Extracted records:
━━━━━━━━━━━━━━━━━━━━
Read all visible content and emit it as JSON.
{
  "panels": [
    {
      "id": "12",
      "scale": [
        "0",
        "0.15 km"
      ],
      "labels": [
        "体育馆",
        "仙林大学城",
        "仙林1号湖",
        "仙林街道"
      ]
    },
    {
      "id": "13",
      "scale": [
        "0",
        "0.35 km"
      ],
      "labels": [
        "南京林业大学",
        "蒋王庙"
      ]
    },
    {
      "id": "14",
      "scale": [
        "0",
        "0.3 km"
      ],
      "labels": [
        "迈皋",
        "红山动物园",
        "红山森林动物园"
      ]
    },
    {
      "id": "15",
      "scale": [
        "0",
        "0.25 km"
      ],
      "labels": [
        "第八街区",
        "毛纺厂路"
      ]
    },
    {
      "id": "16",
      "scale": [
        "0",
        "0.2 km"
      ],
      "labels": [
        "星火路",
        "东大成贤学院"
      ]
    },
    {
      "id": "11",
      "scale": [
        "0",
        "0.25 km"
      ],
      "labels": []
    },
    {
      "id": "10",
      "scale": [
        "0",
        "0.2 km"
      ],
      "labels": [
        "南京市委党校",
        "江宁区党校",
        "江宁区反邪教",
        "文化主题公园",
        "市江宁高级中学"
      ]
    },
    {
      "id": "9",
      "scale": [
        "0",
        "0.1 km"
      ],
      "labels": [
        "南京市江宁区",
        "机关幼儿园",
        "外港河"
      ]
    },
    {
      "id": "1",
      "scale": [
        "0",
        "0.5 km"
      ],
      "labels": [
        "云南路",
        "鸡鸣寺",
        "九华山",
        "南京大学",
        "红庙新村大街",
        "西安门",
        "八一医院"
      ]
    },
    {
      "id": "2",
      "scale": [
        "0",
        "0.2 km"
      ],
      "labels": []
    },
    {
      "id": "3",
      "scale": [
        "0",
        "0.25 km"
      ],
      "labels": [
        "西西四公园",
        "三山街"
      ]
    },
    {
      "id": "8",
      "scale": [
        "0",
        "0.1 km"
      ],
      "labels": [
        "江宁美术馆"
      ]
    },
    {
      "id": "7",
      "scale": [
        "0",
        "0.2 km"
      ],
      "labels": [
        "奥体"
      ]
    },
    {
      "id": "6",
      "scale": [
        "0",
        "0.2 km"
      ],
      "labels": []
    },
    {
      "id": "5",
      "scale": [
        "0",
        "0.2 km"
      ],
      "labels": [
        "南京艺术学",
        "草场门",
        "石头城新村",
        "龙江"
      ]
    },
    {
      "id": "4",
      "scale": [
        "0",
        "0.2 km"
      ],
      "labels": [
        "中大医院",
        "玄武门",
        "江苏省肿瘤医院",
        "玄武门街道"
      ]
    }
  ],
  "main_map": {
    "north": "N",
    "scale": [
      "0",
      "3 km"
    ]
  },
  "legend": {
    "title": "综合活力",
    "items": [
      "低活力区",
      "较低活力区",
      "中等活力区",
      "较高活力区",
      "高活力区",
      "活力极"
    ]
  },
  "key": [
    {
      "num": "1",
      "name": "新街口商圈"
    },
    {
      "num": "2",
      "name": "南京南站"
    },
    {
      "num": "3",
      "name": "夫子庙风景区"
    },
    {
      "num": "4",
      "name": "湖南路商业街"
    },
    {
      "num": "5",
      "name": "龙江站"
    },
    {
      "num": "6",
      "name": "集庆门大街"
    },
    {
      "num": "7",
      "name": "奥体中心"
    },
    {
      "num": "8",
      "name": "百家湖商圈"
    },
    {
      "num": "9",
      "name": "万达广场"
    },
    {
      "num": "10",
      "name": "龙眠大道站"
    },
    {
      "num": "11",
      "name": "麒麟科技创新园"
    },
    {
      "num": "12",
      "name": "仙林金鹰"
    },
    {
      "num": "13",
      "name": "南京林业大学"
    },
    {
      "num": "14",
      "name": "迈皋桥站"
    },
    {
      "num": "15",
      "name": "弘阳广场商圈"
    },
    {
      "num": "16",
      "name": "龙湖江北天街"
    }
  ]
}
━━━━━━━━━━━━━━━━━━━━
STATED PROBLEM
Copy each line of the data above without altering a single character.

OUTPUT OF THE TASK
Read all visible content and emit it as JSON.
{
  "panels": [
    {
      "id": "12",
      "scale": [
        "0",
        "0.15 km"
      ],
      "labels": [
        "体育馆",
        "仙林大学城",
        "仙林1号湖",
        "仙林街道"
      ]
    },
    {
      "id": "13",
      "scale": [
        "0",
        "0.35 km"
      ],
      "labels": [
        "南京林业大学",
        "蒋王庙"
      ]
    },
    {
      "id": "14",
      "scale": [
        "0",
        "0.3 km"
      ],
      "labels": [
        "迈皋",
        "红山动物园",
        "红山森林动物园"
      ]
    },
    {
      "id": "15",
      "scale": [
        "0",
        "0.25 km"
      ],
      "labels": [
        "第八街区",
        "毛纺厂路"
      ]
    },
    {
      "id": "16",
      "scale": [
        "0",
        "0.2 km"
      ],
      "labels": [
        "星火路",
        "东大成贤学院"
      ]
    },
    {
      "id": "11",
      "scale": [
        "0",
        "0.25 km"
      ],
      "labels": []
    },
    {
      "id": "10",
      "scale": [
        "0",
        "0.2 km"
      ],
      "labels": [
        "南京市委党校",
        "江宁区党校",
        "江宁区反邪教",
        "文化主题公园",
        "市江宁高级中学"
      ]
    },
    {
      "id": "9",
      "scale": [
        "0",
        "0.1 km"
      ],
      "labels": [
        "南京市江宁区",
        "机关幼儿园",
        "外港河"
      ]
    },
    {
      "id": "1",
      "scale": [
        "0",
        "0.5 km"
      ],
      "labels": [
        "云南路",
        "鸡鸣寺",
        "九华山",
        "南京大学",
        "红庙新村大街",
        "西安门",
        "八一医院"
      ]
    },
    {
      "id": "2",
      "scale": [
        "0",
        "0.2 km"
      ],
      "labels": []
    },
    {
      "id": "3",
      "scale": [
        "0",
        "0.25 km"
      ],
      "labels": [
        "西西四公园",
        "三山街"
      ]
    },
    {
      "id": "8",
      "scale": [
        "0",
        "0.1 km"
      ],
      "labels": [
        "江宁美术馆"
      ]
    },
    {
      "id": "7",
      "scale": [
        "0",
        "0.2 km"
      ],
      "labels": [
        "奥体"
      ]
    },
    {
      "id": "6",
      "scale": [
        "0",
        "0.2 km"
      ],
      "labels": []
    },
    {
      "id": "5",
      "scale": [
        "0",
        "0.2 km"
      ],
      "labels": [
        "南京艺术学",
        "草场门",
        "石头城新村",
        "龙江"
      ]
    },
    {
      "id": "4",
      "scale": [
        "0",
        "0.2 km"
      ],
      "labels": [
        "中大医院",
        "玄武门",
        "江苏省肿瘤医院",
        "玄武门街道"
      ]
    }
  ],
  "main_map": {
    "north": "N",
    "scale": [
      "0",
      "3 km"
    ]
  },
  "legend": {
    "title": "综合活力",
    "items": [
      "低活力区",
      "较低活力区",
      "中等活力区",
      "较高活力区",
      "高活力区",
      "活力极"
    ]
  },
  "key": [
    {
      "num": "1",
      "name": "新街口商圈"
    },
    {
      "num": "2",
      "name": "南京南站"
    },
    {
      "num": "3",
      "name": "夫子庙风景区"
    },
    {
      "num": "4",
      "name": "湖南路商业街"
    },
    {
      "num": "5",
      "name": "龙江站"
    },
    {
      "num": "6",
      "name": "集庆门大街"
    },
    {
      "num": "7",
      "name": "奥体中心"
    },
    {
      "num": "8",
      "name": "百家湖商圈"
    },
    {
      "num": "9",
      "name": "万达广场"
    },
    {
      "num": "10",
      "name": "龙眠大道站"
    },
    {
      "num": "11",
      "name": "麒麟科技创新园"
    },
    {
      "num": "12",
      "name": "仙林金鹰"
    },
    {
      "num": "13",
      "name": "南京林业大学"
    },
    {
      "num": "14",
      "name": "迈皋桥站"
    },
    {
      "num": "15",
      "name": "弘阳广场商圈"
    },
    {
      "num": "16",
      "name": "龙湖江北天街"
    }
  ]
}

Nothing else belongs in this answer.